Data listing:

* Begin *

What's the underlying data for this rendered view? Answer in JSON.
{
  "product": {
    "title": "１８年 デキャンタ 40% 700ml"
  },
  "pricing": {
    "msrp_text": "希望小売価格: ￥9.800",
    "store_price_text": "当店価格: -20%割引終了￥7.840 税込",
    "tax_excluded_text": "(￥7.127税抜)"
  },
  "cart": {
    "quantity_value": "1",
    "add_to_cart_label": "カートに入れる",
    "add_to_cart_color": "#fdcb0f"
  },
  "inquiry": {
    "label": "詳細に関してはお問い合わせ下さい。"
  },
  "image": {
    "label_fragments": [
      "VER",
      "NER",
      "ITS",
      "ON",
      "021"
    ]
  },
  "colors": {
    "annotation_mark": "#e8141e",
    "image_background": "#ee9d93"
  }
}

* End *

STATED TASK: Repeat the material above in full, exactly as it stands.

SOLUTION FOR THIS EXERCISE:
What's the underlying data for this rendered view? Answer in JSON.
{
  "product": {
    "title": "１８年 デキャンタ 40% 700ml"
  },
  "pricing": {
    "msrp_text": "希望小売価格: ￥9.800",
    "store_price_text": "当店価格: -20%割引終了￥7.840 税込",
    "tax_excluded_text": "(￥7.127税抜)"
  },
  "cart": {
    "quantity_value": "1",
    "add_to_cart_label": "カートに入れる",
    "add_to_cart_color": "#fdcb0f"
  },
  "inquiry": {
    "label": "詳細に関してはお問い合わせ下さい。"
  },
  "image": {
    "label_fragments": [
      "VER",
      "NER",
      "ITS",
      "ON",
      "021"
    ]
  },
  "colors": {
    "annotation_mark": "#e8141e",
    "image_background": "#ee9d93"
  }
}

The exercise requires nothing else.